# Aim of the task:
Count every line that includes the string "ylabel" in the entries that follow. Nothing besides the number is needed.

# Data rows:
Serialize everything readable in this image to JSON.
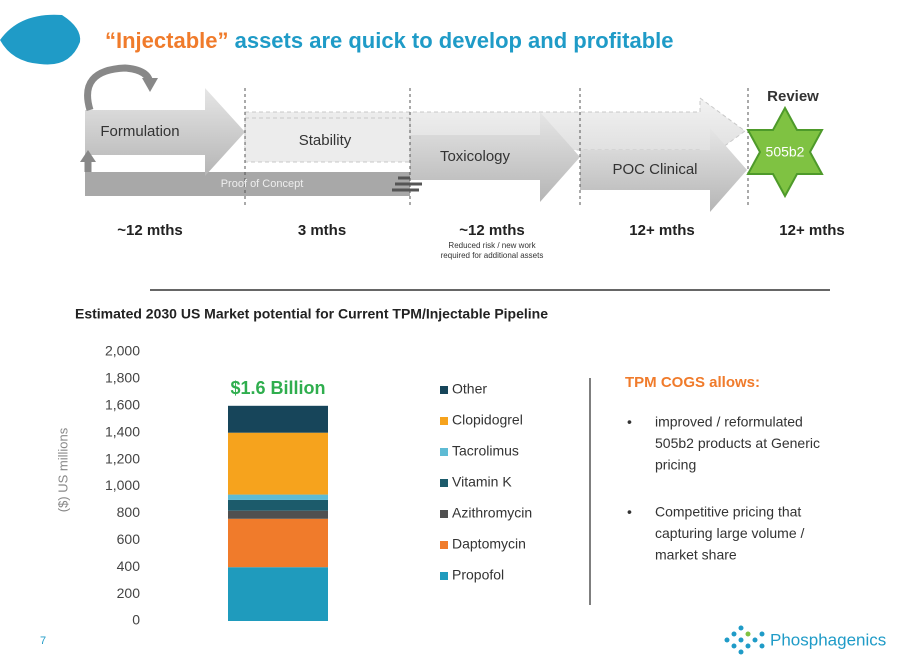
{
  "header": {
    "title_highlight": "“Injectable”",
    "title_rest": " assets are quick to develop and profitable"
  },
  "process": {
    "steps": [
      "Formulation",
      "Stability",
      "Toxicology",
      "POC Clinical"
    ],
    "proof_label": "Proof of Concept",
    "review_label": "Review",
    "badge": "505b2",
    "durations": [
      "~12 mths",
      "3 mths",
      "~12 mths",
      "12+ mths",
      "12+ mths"
    ],
    "note": [
      "Reduced risk / new work",
      "required for additional assets"
    ]
  },
  "chart_data": {
    "type": "stacked_bar",
    "title": "Estimated 2030 US Market potential for Current TPM/Injectable Pipeline",
    "ylabel": "($) US millions",
    "annotation": "$1.6 Billion",
    "categories": [
      null
    ],
    "series": [
      {
        "name": "Propofol",
        "color": "#1f9bbd",
        "values": [
          400
        ]
      },
      {
        "name": "Daptomycin",
        "color": "#f07b2b",
        "values": [
          360
        ]
      },
      {
        "name": "Azithromycin",
        "color": "#505050",
        "values": [
          60
        ]
      },
      {
        "name": "Vitamin K",
        "color": "#1c5b6b",
        "values": [
          80
        ]
      },
      {
        "name": "Tacrolimus",
        "color": "#5ebbd4",
        "values": [
          40
        ]
      },
      {
        "name": "Clopidogrel",
        "color": "#f6a31d",
        "values": [
          460
        ]
      },
      {
        "name": "Other",
        "color": "#17455a",
        "values": [
          200
        ]
      }
    ],
    "ylim": [
      0,
      2000
    ],
    "yticks": [
      0,
      200,
      400,
      600,
      800,
      {
        "value": 1000,
        "label": "1,000"
      },
      {
        "value": 1200,
        "label": "1,200"
      },
      {
        "value": 1400,
        "label": "1,400"
      },
      {
        "value": 1600,
        "label": "1,600"
      },
      {
        "value": 1800,
        "label": "1,800"
      },
      {
        "value": 2000,
        "label": "2,000"
      }
    ],
    "grid": false
  },
  "panel": {
    "heading": "TPM COGS allows:",
    "bullets": [
      [
        "improved / reformulated",
        "505b2 products at Generic",
        "pricing"
      ],
      [
        "Competitive pricing that",
        "capturing large volume /",
        "market share"
      ]
    ]
  },
  "footer": {
    "page": "7",
    "logo": "Phosphagenics"
  }
}
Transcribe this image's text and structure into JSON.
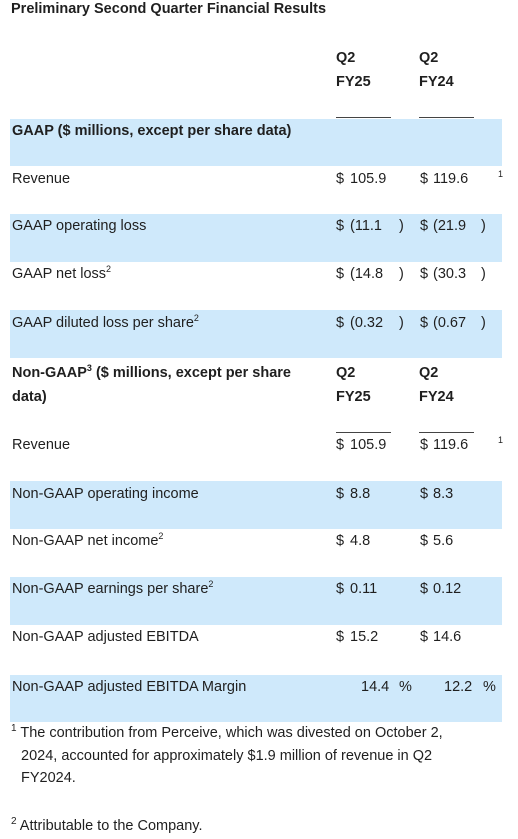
{
  "title": "Preliminary Second Quarter Financial Results",
  "col_header": {
    "c1_top": "Q2",
    "c1_bottom": "FY25",
    "c2_top": "Q2",
    "c2_bottom": "FY24"
  },
  "currency_symbol": "$",
  "gaap": {
    "header": "GAAP ($ millions, except per share data)",
    "rows": [
      {
        "label": "Revenue",
        "v1": "105.9",
        "v2": "119.6",
        "note": "1"
      },
      {
        "label": "GAAP operating loss",
        "v1": "(11.1",
        "v2": "(21.9"
      },
      {
        "label": "GAAP net loss",
        "sup": "2",
        "v1": "(14.8",
        "v2": "(30.3"
      },
      {
        "label": "GAAP diluted loss per share",
        "sup": "2",
        "v1": "(0.32",
        "v2": "(0.67"
      }
    ],
    "close_paren": ")"
  },
  "nongaap": {
    "header_a": "Non-GAAP",
    "header_sup": "3",
    "header_b": " ($ millions, except per share",
    "header_c": "data)",
    "rows": [
      {
        "label": "Revenue",
        "v1": "105.9",
        "v2": "119.6",
        "note": "1"
      },
      {
        "label": "Non-GAAP operating income",
        "v1": "8.8",
        "v2": "8.3"
      },
      {
        "label": "Non-GAAP net income",
        "sup": "2",
        "v1": "4.8",
        "v2": "5.6"
      },
      {
        "label": "Non-GAAP earnings per share",
        "sup": "2",
        "v1": "0.11",
        "v2": "0.12"
      },
      {
        "label": "Non-GAAP adjusted EBITDA",
        "v1": "15.2",
        "v2": "14.6"
      },
      {
        "label": "Non-GAAP adjusted EBITDA Margin",
        "v1": "14.4",
        "v2": "12.2",
        "unit": "%"
      }
    ]
  },
  "footnotes": {
    "f1_mark": "1",
    "f1_line1": "The contribution from Perceive, which was divested on October 2,",
    "f1_line2": "2024, accounted for approximately $1.9 million of revenue in Q2",
    "f1_line3": "FY2024.",
    "f2_mark": "2",
    "f2_text": "Attributable to the Company."
  },
  "colors": {
    "shade": "#cfe9fb",
    "text": "#1f1f1f"
  }
}
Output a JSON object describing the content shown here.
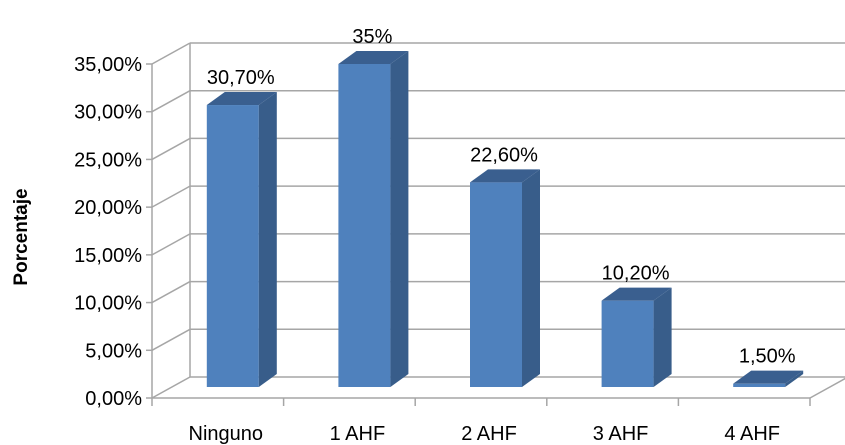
{
  "chart_data": {
    "type": "bar",
    "style": "3d-column",
    "categories": [
      "Ninguno",
      "1 AHF",
      "2 AHF",
      "3 AHF",
      "4 AHF"
    ],
    "values": [
      30.7,
      35,
      22.6,
      10.2,
      1.5
    ],
    "data_labels": [
      "30,70%",
      "35%",
      "22,60%",
      "10,20%",
      "1,50%"
    ],
    "ylabel": "Porcentaje",
    "xlabel": "",
    "title": "",
    "ylim": [
      0,
      35
    ],
    "yticks": [
      0,
      5,
      10,
      15,
      20,
      25,
      30,
      35
    ],
    "ytick_labels": [
      "0,00%",
      "5,00%",
      "10,00%",
      "15,00%",
      "20,00%",
      "25,00%",
      "30,00%",
      "35,00%"
    ],
    "grid": true,
    "legend": "none",
    "colors": {
      "bar_front": "#4F81BD",
      "bar_side": "#385D8A",
      "bar_top": "#3A5F8F",
      "grid": "#A6A6A6"
    }
  }
}
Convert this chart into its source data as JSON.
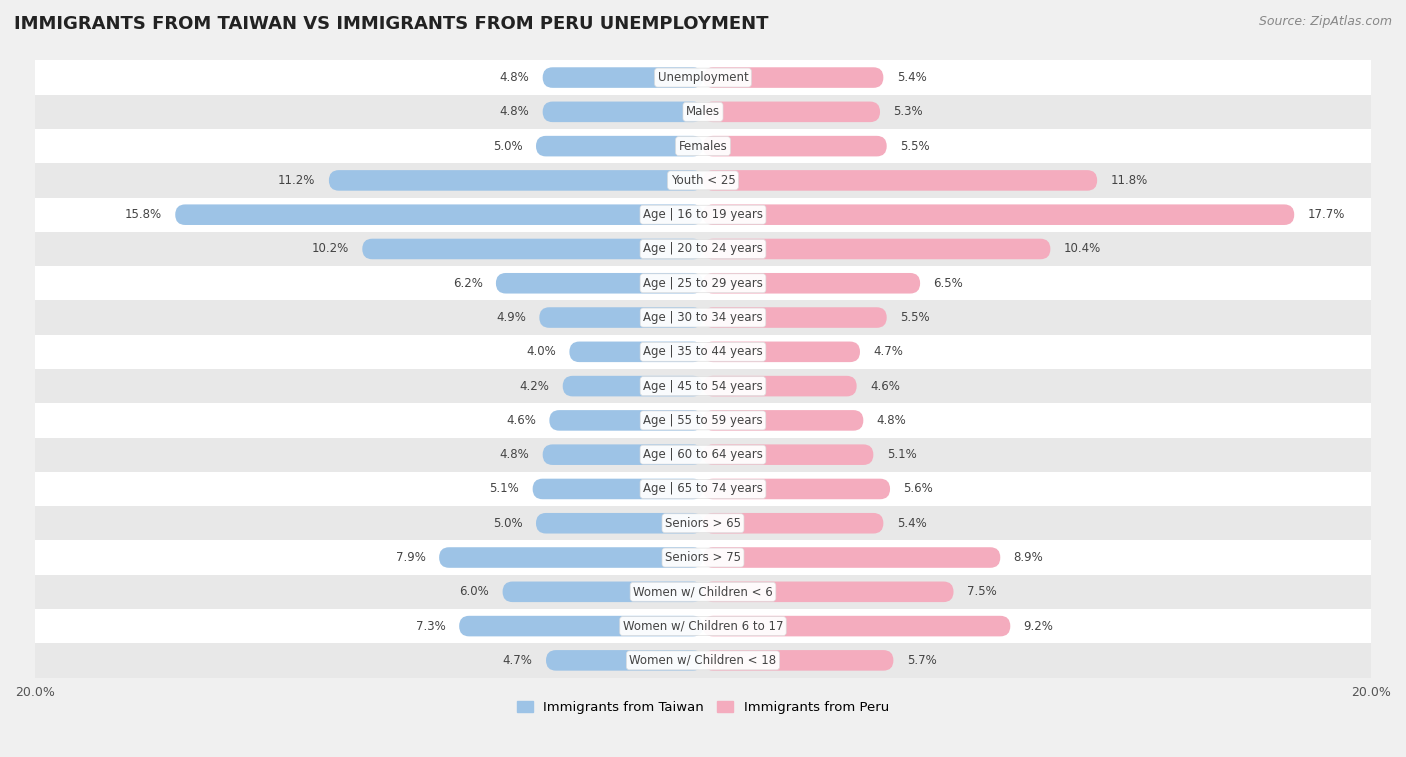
{
  "title": "IMMIGRANTS FROM TAIWAN VS IMMIGRANTS FROM PERU UNEMPLOYMENT",
  "source": "Source: ZipAtlas.com",
  "categories": [
    "Unemployment",
    "Males",
    "Females",
    "Youth < 25",
    "Age | 16 to 19 years",
    "Age | 20 to 24 years",
    "Age | 25 to 29 years",
    "Age | 30 to 34 years",
    "Age | 35 to 44 years",
    "Age | 45 to 54 years",
    "Age | 55 to 59 years",
    "Age | 60 to 64 years",
    "Age | 65 to 74 years",
    "Seniors > 65",
    "Seniors > 75",
    "Women w/ Children < 6",
    "Women w/ Children 6 to 17",
    "Women w/ Children < 18"
  ],
  "taiwan_values": [
    4.8,
    4.8,
    5.0,
    11.2,
    15.8,
    10.2,
    6.2,
    4.9,
    4.0,
    4.2,
    4.6,
    4.8,
    5.1,
    5.0,
    7.9,
    6.0,
    7.3,
    4.7
  ],
  "peru_values": [
    5.4,
    5.3,
    5.5,
    11.8,
    17.7,
    10.4,
    6.5,
    5.5,
    4.7,
    4.6,
    4.8,
    5.1,
    5.6,
    5.4,
    8.9,
    7.5,
    9.2,
    5.7
  ],
  "taiwan_color": "#9DC3E6",
  "peru_color": "#F4ACBE",
  "taiwan_label": "Immigrants from Taiwan",
  "peru_label": "Immigrants from Peru",
  "xlim": 20.0,
  "background_color": "#F0F0F0",
  "row_color_even": "#FFFFFF",
  "row_color_odd": "#E8E8E8",
  "title_fontsize": 13,
  "source_fontsize": 9,
  "label_fontsize": 8.5,
  "value_fontsize": 8.5,
  "bar_height": 0.6
}
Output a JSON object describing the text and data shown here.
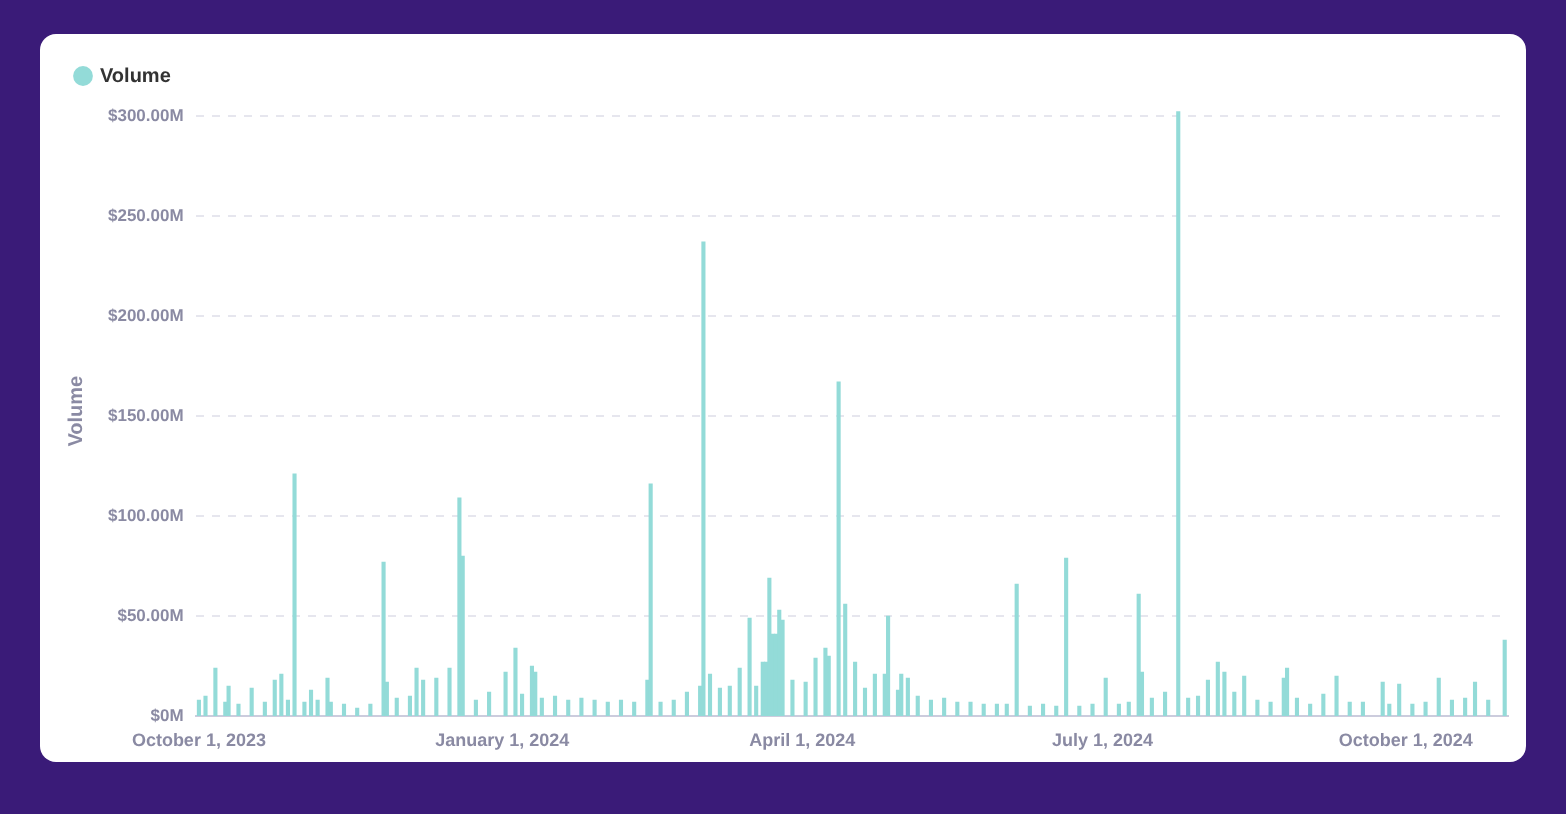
{
  "chart_data": {
    "type": "bar",
    "ylabel": "Volume",
    "legend": "top left",
    "grid": "y",
    "xlim": [
      "2023-09-30",
      "2024-11-01"
    ],
    "xticks": [
      {
        "value": "2023-10-01",
        "label": "October 1, 2023"
      },
      {
        "value": "2024-01-01",
        "label": "January 1, 2024"
      },
      {
        "value": "2024-04-01",
        "label": "April 1, 2024"
      },
      {
        "value": "2024-07-01",
        "label": "July 1, 2024"
      },
      {
        "value": "2024-10-01",
        "label": "October 1, 2024"
      }
    ],
    "ylim": [
      0,
      305
    ],
    "yticks": [
      {
        "value": 0,
        "label": "$0M"
      },
      {
        "value": 50,
        "label": "$50.00M"
      },
      {
        "value": 100,
        "label": "$100.00M"
      },
      {
        "value": 150,
        "label": "$150.00M"
      },
      {
        "value": 200,
        "label": "$200.00M"
      },
      {
        "value": 250,
        "label": "$250.00M"
      },
      {
        "value": 300,
        "label": "$300.00M"
      }
    ],
    "series": [
      {
        "name": "Volume",
        "color": "#93dbd8",
        "x": [
          "2023-10-01",
          "2023-10-03",
          "2023-10-06",
          "2023-10-09",
          "2023-10-10",
          "2023-10-13",
          "2023-10-17",
          "2023-10-21",
          "2023-10-24",
          "2023-10-26",
          "2023-10-28",
          "2023-10-30",
          "2023-11-02",
          "2023-11-04",
          "2023-11-06",
          "2023-11-09",
          "2023-11-10",
          "2023-11-14",
          "2023-11-18",
          "2023-11-22",
          "2023-11-26",
          "2023-11-27",
          "2023-11-30",
          "2023-12-04",
          "2023-12-06",
          "2023-12-08",
          "2023-12-12",
          "2023-12-16",
          "2023-12-19",
          "2023-12-20",
          "2023-12-24",
          "2023-12-28",
          "2024-01-02",
          "2024-01-05",
          "2024-01-07",
          "2024-01-10",
          "2024-01-11",
          "2024-01-13",
          "2024-01-17",
          "2024-01-21",
          "2024-01-25",
          "2024-01-29",
          "2024-02-02",
          "2024-02-06",
          "2024-02-10",
          "2024-02-14",
          "2024-02-15",
          "2024-02-18",
          "2024-02-22",
          "2024-02-26",
          "2024-03-01",
          "2024-03-02",
          "2024-03-04",
          "2024-03-07",
          "2024-03-10",
          "2024-03-13",
          "2024-03-16",
          "2024-03-18",
          "2024-03-20",
          "2024-03-21",
          "2024-03-22",
          "2024-03-23",
          "2024-03-24",
          "2024-03-25",
          "2024-03-26",
          "2024-03-29",
          "2024-04-02",
          "2024-04-05",
          "2024-04-08",
          "2024-04-09",
          "2024-04-12",
          "2024-04-14",
          "2024-04-17",
          "2024-04-20",
          "2024-04-23",
          "2024-04-26",
          "2024-04-27",
          "2024-04-30",
          "2024-05-01",
          "2024-05-03",
          "2024-05-06",
          "2024-05-10",
          "2024-05-14",
          "2024-05-18",
          "2024-05-22",
          "2024-05-26",
          "2024-05-30",
          "2024-06-02",
          "2024-06-05",
          "2024-06-09",
          "2024-06-13",
          "2024-06-17",
          "2024-06-20",
          "2024-06-24",
          "2024-06-28",
          "2024-07-02",
          "2024-07-06",
          "2024-07-09",
          "2024-07-12",
          "2024-07-13",
          "2024-07-16",
          "2024-07-20",
          "2024-07-24",
          "2024-07-27",
          "2024-07-30",
          "2024-08-02",
          "2024-08-05",
          "2024-08-07",
          "2024-08-10",
          "2024-08-13",
          "2024-08-17",
          "2024-08-21",
          "2024-08-25",
          "2024-08-26",
          "2024-08-29",
          "2024-09-02",
          "2024-09-06",
          "2024-09-10",
          "2024-09-14",
          "2024-09-18",
          "2024-09-24",
          "2024-09-26",
          "2024-09-29",
          "2024-10-03",
          "2024-10-07",
          "2024-10-11",
          "2024-10-15",
          "2024-10-19",
          "2024-10-22",
          "2024-10-26",
          "2024-10-31"
        ],
        "values": [
          8,
          10,
          24,
          7,
          15,
          6,
          14,
          7,
          18,
          21,
          8,
          121,
          7,
          13,
          8,
          19,
          7,
          6,
          4,
          6,
          77,
          17,
          9,
          10,
          24,
          18,
          19,
          24,
          109,
          80,
          8,
          12,
          22,
          34,
          11,
          25,
          22,
          9,
          10,
          8,
          9,
          8,
          7,
          8,
          7,
          18,
          116,
          7,
          8,
          12,
          15,
          237,
          21,
          14,
          15,
          24,
          49,
          15,
          27,
          27,
          69,
          41,
          41,
          53,
          48,
          18,
          17,
          29,
          34,
          30,
          167,
          56,
          27,
          14,
          21,
          21,
          50,
          13,
          21,
          19,
          10,
          8,
          9,
          7,
          7,
          6,
          6,
          6,
          66,
          5,
          6,
          5,
          79,
          5,
          6,
          19,
          6,
          7,
          61,
          22,
          9,
          12,
          302,
          9,
          10,
          18,
          27,
          22,
          12,
          20,
          8,
          7,
          19,
          24,
          9,
          6,
          11,
          20,
          7,
          7,
          17,
          6,
          16,
          6,
          7,
          19,
          8,
          9,
          17,
          8,
          38
        ]
      }
    ]
  }
}
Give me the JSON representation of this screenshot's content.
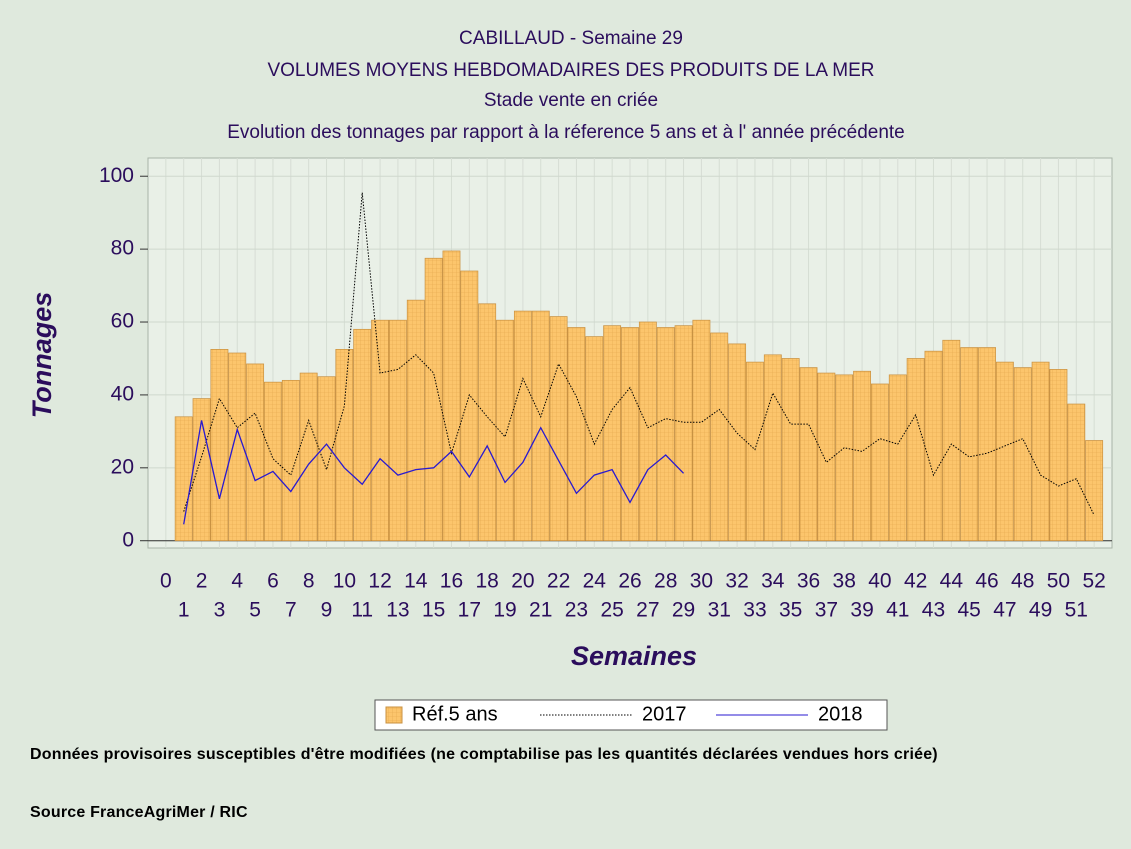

# Worked answer:
3